Continue the study description on exercise-induced muscle damage below from the point where it stops.

Source passage:
= Beginning of Section =
- ICH GCP
- US Clinical Trials Registry
- Clinical Trial NCT05036239
Recovery From 50 Eccentric Biceps Curls in Young, Untrained Men and Women
Recovery After Exercise-Induced Muscle Damage
Study Overview
Status
Intervention / Treatment
Detailed Description
Regardless of whether an individual is in rehabilitation or exercise for general health or athletic performance, resistance exercise is an essential form of exercise when the goal is to increase muscle mass, strength and function. Although, resistance exercise primarily is associated with positive effects it may also result in muscle damage when the exercise is of high intensity and/or unaccustomed. This is known as exercise-induced muscle damage (EIMD) and is reflected by a substantial decrease in force-generating capacity and often accompanied by intracellular swelling and delayed onset muscle soreness. On a cellular level, EIMD include myofibrillar disruption, inflammatory response and in severe cases of EIMD; myofibre necrosis. While EIMD with its symptoms clearly is evident, its underlying mechanisms are still to be fully elaborated.
One interesting hypothesis regarding the molecular basis of decreased muscle strength as a result of EIMD, is related to the strain of this exercise mode causing "popped" sarcomeres. When sarcomeres are stretched beyond actin-myosin overlap, some sarcomeres may over-stretch. This results in overload of membranes, leading to opening of stretch-activated channels, and subsequently influx of Ca2+. High levels of cytoplasmic Ca2+ may cause degradation of contractile proteins or Excitation-Contraction coupling proteins mediated through increased calpain activity. However, a recent study by Cully and colleagues (2017) suggest a protective mechanism post heavy-load strength training related to Ca2+-handling. Cully et al. observed formation of vacuoles in longitudinally connecting tubules post exercise when exposing fibers to 1.3 μM [Ca2+] in the cytoplasma. These vacuoles provide an enclosed compartment where Ca2+ can be accumulated, preventing Ca2+ from initiating damage to the muscle. The role of Ca2+-regulation in recovery of muscle function warrants further investigation and clarification.
= End of Section =
Given records:
= Beginning of Section =
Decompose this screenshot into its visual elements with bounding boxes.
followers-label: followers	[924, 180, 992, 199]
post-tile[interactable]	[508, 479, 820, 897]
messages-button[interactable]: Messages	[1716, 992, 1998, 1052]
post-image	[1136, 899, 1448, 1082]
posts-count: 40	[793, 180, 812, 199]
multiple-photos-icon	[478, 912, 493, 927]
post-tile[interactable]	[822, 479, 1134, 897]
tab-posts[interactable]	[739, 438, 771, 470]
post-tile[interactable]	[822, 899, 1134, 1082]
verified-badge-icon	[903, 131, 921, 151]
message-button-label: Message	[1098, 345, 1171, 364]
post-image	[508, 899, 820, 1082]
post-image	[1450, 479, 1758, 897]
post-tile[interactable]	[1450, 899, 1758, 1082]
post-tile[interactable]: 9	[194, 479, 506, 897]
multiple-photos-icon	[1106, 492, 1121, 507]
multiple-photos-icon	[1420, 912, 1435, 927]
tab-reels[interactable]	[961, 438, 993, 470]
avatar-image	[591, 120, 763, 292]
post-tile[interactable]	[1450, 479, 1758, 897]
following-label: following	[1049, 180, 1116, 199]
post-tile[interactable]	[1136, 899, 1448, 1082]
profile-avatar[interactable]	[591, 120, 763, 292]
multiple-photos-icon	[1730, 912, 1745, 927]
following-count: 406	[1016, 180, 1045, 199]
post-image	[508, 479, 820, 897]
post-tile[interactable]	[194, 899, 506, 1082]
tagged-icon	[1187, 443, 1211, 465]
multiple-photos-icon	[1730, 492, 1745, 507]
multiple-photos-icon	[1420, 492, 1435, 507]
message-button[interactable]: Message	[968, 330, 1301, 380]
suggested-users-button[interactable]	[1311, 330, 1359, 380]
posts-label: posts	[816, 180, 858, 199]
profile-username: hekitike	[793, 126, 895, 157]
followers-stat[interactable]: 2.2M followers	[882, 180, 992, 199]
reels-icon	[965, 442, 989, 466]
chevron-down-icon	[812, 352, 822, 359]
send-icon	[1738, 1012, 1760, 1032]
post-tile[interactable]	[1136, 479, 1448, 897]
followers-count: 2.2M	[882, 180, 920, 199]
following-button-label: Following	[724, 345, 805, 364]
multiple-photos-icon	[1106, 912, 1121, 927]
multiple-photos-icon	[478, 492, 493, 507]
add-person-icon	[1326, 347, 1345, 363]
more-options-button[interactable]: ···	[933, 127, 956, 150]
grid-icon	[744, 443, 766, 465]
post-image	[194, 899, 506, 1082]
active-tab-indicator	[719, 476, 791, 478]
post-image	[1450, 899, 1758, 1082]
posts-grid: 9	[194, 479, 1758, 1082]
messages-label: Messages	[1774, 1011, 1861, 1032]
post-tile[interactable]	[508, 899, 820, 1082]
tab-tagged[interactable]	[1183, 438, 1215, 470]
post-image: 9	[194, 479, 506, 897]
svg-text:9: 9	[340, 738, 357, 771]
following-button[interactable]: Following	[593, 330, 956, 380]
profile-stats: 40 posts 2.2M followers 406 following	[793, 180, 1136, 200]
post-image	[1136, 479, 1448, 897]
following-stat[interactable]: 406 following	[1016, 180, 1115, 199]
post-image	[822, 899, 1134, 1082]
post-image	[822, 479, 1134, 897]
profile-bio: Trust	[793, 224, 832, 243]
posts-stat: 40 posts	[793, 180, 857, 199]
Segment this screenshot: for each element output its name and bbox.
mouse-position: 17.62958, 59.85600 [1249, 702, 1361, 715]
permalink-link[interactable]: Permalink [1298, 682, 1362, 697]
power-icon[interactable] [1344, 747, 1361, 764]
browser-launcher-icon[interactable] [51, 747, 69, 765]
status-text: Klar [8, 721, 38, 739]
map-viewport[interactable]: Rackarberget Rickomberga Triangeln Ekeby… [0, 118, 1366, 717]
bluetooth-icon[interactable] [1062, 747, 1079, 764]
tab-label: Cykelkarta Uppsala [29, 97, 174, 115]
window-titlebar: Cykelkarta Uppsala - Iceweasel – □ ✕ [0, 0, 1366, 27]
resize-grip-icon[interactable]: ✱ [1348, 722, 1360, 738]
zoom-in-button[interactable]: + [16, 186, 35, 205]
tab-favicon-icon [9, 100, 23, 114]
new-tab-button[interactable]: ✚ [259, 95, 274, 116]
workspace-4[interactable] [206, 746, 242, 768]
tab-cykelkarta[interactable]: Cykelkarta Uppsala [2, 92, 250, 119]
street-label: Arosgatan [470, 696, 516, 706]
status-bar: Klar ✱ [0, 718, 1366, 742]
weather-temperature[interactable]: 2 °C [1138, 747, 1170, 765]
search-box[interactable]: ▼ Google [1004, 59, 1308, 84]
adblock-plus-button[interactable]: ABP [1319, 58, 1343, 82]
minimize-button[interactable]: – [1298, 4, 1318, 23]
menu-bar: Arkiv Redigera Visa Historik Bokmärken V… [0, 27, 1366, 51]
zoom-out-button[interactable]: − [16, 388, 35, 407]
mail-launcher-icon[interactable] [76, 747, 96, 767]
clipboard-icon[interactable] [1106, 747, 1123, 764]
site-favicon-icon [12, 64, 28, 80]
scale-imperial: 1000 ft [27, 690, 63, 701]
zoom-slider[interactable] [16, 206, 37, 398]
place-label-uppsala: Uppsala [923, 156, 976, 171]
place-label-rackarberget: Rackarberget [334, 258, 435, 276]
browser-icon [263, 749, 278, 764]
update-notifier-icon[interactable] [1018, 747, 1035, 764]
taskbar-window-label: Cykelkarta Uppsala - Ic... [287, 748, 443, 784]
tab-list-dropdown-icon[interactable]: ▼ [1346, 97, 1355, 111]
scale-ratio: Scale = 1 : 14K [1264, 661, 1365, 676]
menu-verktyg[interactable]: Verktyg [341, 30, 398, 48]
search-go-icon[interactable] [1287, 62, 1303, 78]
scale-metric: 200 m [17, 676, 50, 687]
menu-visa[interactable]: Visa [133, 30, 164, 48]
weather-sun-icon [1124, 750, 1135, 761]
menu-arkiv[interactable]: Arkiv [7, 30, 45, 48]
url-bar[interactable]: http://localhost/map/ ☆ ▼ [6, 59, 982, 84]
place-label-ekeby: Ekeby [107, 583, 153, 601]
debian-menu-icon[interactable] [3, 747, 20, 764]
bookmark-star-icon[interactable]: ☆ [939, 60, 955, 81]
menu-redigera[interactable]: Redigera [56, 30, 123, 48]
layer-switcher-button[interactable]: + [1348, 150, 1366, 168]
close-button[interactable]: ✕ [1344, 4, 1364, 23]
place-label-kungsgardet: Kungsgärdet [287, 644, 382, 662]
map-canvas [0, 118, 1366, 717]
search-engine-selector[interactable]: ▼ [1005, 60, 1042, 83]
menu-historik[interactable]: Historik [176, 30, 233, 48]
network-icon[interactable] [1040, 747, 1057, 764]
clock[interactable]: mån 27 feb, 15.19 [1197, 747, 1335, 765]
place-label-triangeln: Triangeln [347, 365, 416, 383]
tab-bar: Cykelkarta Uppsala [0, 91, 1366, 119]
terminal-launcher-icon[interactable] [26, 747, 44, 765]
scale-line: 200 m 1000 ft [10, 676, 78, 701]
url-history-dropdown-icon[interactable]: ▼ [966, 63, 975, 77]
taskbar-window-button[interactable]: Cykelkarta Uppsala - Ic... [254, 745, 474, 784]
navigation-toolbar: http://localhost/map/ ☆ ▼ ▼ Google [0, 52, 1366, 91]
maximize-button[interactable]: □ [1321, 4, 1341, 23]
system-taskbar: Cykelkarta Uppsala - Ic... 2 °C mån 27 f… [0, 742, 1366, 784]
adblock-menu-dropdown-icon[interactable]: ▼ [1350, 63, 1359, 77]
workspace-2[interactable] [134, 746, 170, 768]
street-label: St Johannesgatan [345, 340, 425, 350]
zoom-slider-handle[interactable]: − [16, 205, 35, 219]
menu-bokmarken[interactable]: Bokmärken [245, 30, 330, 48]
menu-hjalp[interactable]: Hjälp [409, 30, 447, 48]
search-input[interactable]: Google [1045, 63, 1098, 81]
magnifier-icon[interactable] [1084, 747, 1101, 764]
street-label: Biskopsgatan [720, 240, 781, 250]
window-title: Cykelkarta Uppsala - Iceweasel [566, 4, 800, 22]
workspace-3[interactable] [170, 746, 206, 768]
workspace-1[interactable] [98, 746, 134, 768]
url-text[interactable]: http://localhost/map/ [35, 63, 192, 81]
= End of Section =
Written answer:
To the best of the investigators knowledge, the most valid method for estimating EIMD is by investigating myofibrillar disruption, and in some cases necrosis, in muscle biopsies. This requires many resources and is rather expensive. Currently, the best non-invasive marker of muscle damage is the force deficit observed at 48 hours post exercise. However, a measurement estimating muscle damage immediately post exercise is warranted because force deficit immediately post exercise will be confounded by muscle fatigue.
A novel study performed by Lacourpaille et al. (2017) showed a strong negative correlation (-0.80) between stiffness of the muscle tissue, shear modulus, measured 30 minutes post exercise and peak isometric force measured at 48 hours post exercise and therefore a strong relationship between the decline in force production capacity and increased stiffness post exercise, suggesting a possible method to predict EIMD immediately after exercise. However, direct evidence of this association is warranted, with measurements of shear modulus and EIMD biomarkers, such as the proportion of disrupted fibers and sarcoplasmic Ca2+ regulation.
The ability to predict EIMD after training is of great interest to athletes, but also patients suffering from e.g. muscular dystrophies. Being able to predict EIMD quickly and non-invasively after exercise will help employ optimal recovery.
The aim of this project is to investigate the link between exercise-induced muscle damage (EIMD) as changes in shear modulus by ultrasound shear wave elastography, and muscle damage as observed in the analysis of muscle biopsies. The hypothesis is that there is a strong relationship between muscle stiffness acute post exercise and degree of muscle damage observed in muscle biopsies. A secondary aim is to further the understanding of cellular mechanisms causing EIMD and the role of Ca2+ in the recovery of muscle function.
Study Type
Enrollment (Actual)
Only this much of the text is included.